INSTRUCTIONS TO FOLLOW ::
Your answer should consist of each line below that contains the string "time".

THE DATA ::
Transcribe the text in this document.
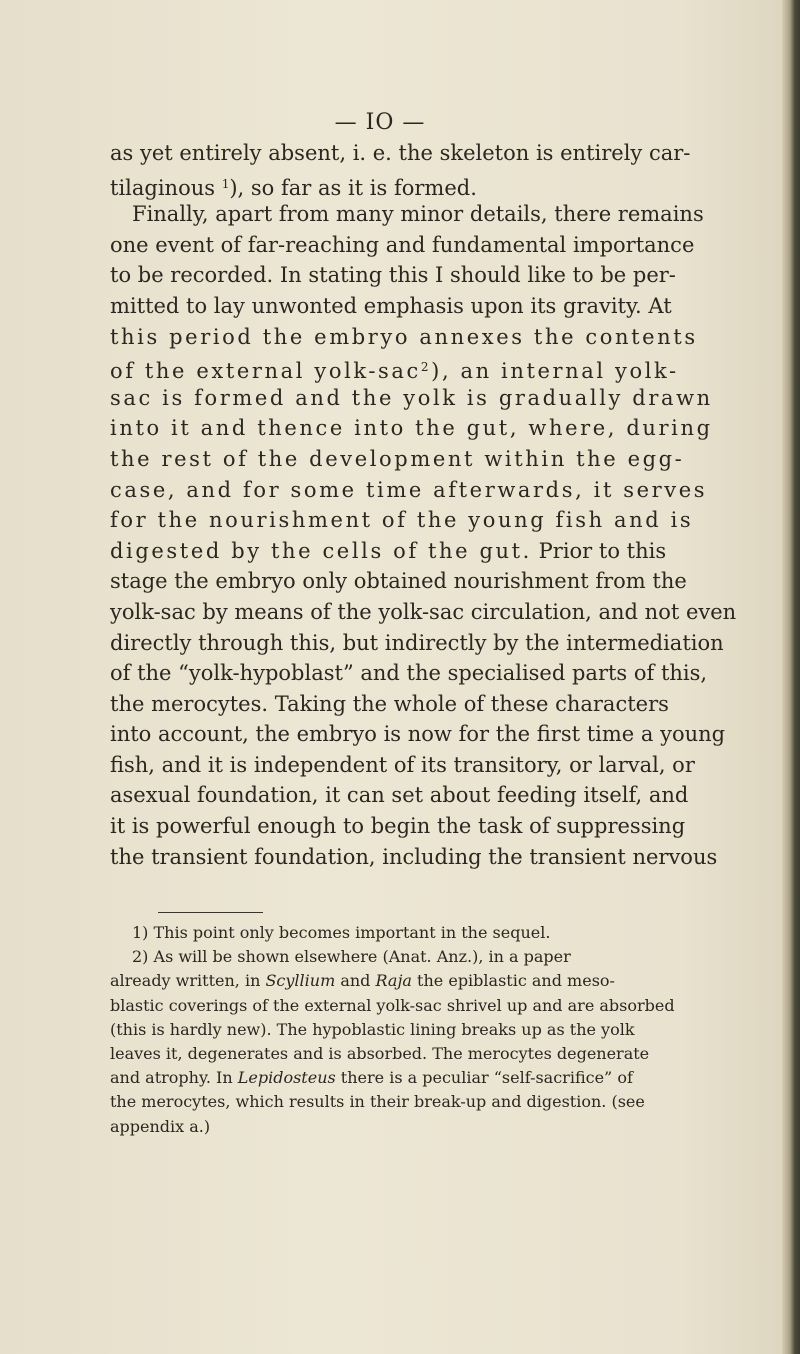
— IO —
as yet entirely absent, i. e. the skeleton is entirely car-
tilaginous $^1$), so far as it is formed.
Finally, apart from many minor details, there remains
one event of far-reaching and fundamental importance
to be recorded. In stating this I should like to be per-
mitted to lay unwonted emphasis upon its gravity. At
this period the embryo annexes the contents
of the external yolk-sac$^2$), an internal yolk-
sac is formed and the yolk is gradually drawn
into it and thence into the gut, where, during
the rest of the development within the egg-
case, and for some time afterwards, it serves
for the nourishment of the young fish and is
digested by the cells of the gut. Prior to this
stage the embryo only obtained nourishment from the
yolk-sac by means of the yolk-sac circulation, and not even
directly through this, but indirectly by the intermediation
of the “yolk-hypoblast” and the specialised parts of this,
the merocytes. Taking the whole of these characters
into account, the embryo is now for the first time a young
fish, and it is independent of its transitory, or larval, or
asexual foundation, it can set about feeding itself, and
it is powerful enough to begin the task of suppressing
the transient foundation, including the transient nervous
1) This point only becomes important in the sequel.
2) As will be shown elsewhere (Anat. Anz.), in a paper
already written, in Scyllium and Raja the epiblastic and meso-
blastic coverings of the external yolk-sac shrivel up and are absorbed
(this is hardly new). The hypoblastic lining breaks up as the yolk
leaves it, degenerates and is absorbed. The merocytes degenerate
and atrophy. In Lepidosteus there is a peculiar “self-sacrifice” of
the merocytes, which results in their break-up and digestion. (see
appendix a.)
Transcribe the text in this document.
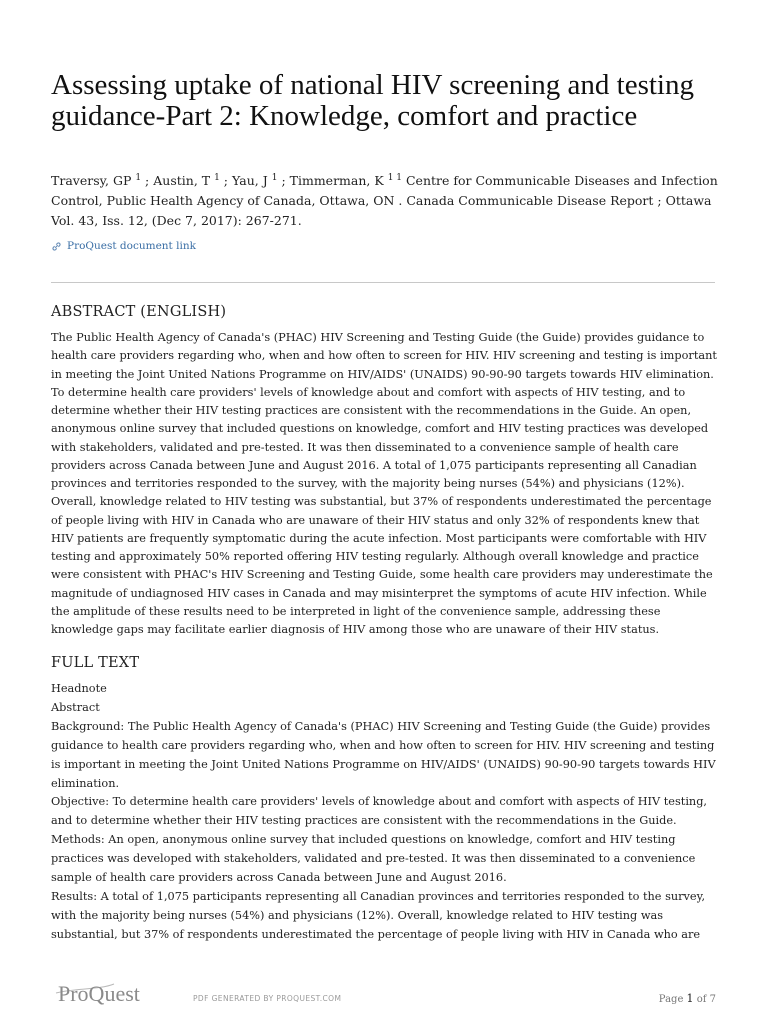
Assessing uptake of national HIV screening and testing guidance-Part 2: Knowledge, comfort and practice
Traversy, GP $^1$ ; Austin, T $^1$ ; Yau, J $^1$ ; Timmerman, K $^{1 1}$ Centre for Communicable Diseases and Infection Control, Public Health Agency of Canada, Ottawa, ON . Canada Communicable Disease Report ; Ottawa Vol. 43, Iss. 12, (Dec 7, 2017): 267-271.
ProQuest document link
ABSTRACT (ENGLISH)

The Public Health Agency of Canada's (PHAC) HIV Screening and Testing Guide (the Guide) provides guidance to health care providers regarding who, when and how often to screen for HIV. HIV screening and testing is important in meeting the Joint United Nations Programme on HIV/AIDS' (UNAIDS) 90-90-90 targets towards HIV elimination. To determine health care providers' levels of knowledge about and comfort with aspects of HIV testing, and to determine whether their HIV testing practices are consistent with the recommendations in the Guide. An open, anonymous online survey that included questions on knowledge, comfort and HIV testing practices was developed with stakeholders, validated and pre-tested. It was then disseminated to a convenience sample of health care providers across Canada between June and August 2016. A total of 1,075 participants representing all Canadian provinces and territories responded to the survey, with the majority being nurses (54%) and physicians (12%). Overall, knowledge related to HIV testing was substantial, but 37% of respondents underestimated the percentage of people living with HIV in Canada who are unaware of their HIV status and only 32% of respondents knew that HIV patients are frequently symptomatic during the acute infection. Most participants were comfortable with HIV testing and approximately 50% reported offering HIV testing regularly. Although overall knowledge and practice were consistent with PHAC's HIV Screening and Testing Guide, some health care providers may underestimate the magnitude of undiagnosed HIV cases in Canada and may misinterpret the symptoms of acute HIV infection. While the amplitude of these results need to be interpreted in light of the convenience sample, addressing these knowledge gaps may facilitate earlier diagnosis of HIV among those who are unaware of their HIV status.

FULL TEXT

Headnote

Abstract

Background: The Public Health Agency of Canada's (PHAC) HIV Screening and Testing Guide (the Guide) provides guidance to health care providers regarding who, when and how often to screen for HIV. HIV screening and testing is important in meeting the Joint United Nations Programme on HIV/AIDS' (UNAIDS) 90-90-90 targets towards HIV elimination.

Objective: To determine health care providers' levels of knowledge about and comfort with aspects of HIV testing, and to determine whether their HIV testing practices are consistent with the recommendations in the Guide.

Methods: An open, anonymous online survey that included questions on knowledge, comfort and HIV testing practices was developed with stakeholders, validated and pre-tested. It was then disseminated to a convenience sample of health care providers across Canada between June and August 2016.

Results: A total of 1,075 participants representing all Canadian provinces and territories responded to the survey, with the majority being nurses (54%) and physicians (12%). Overall, knowledge related to HIV testing was substantial, but 37% of respondents underestimated the percentage of people living with HIV in Canada who are

ProQuest	PDF GENERATED BY PROQUEST.COM	Page 1 of 7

SOLUTION TO THIS PROBLEM ::
case, and for some time afterwards, it serves
into account, the embryo is now for the first time a young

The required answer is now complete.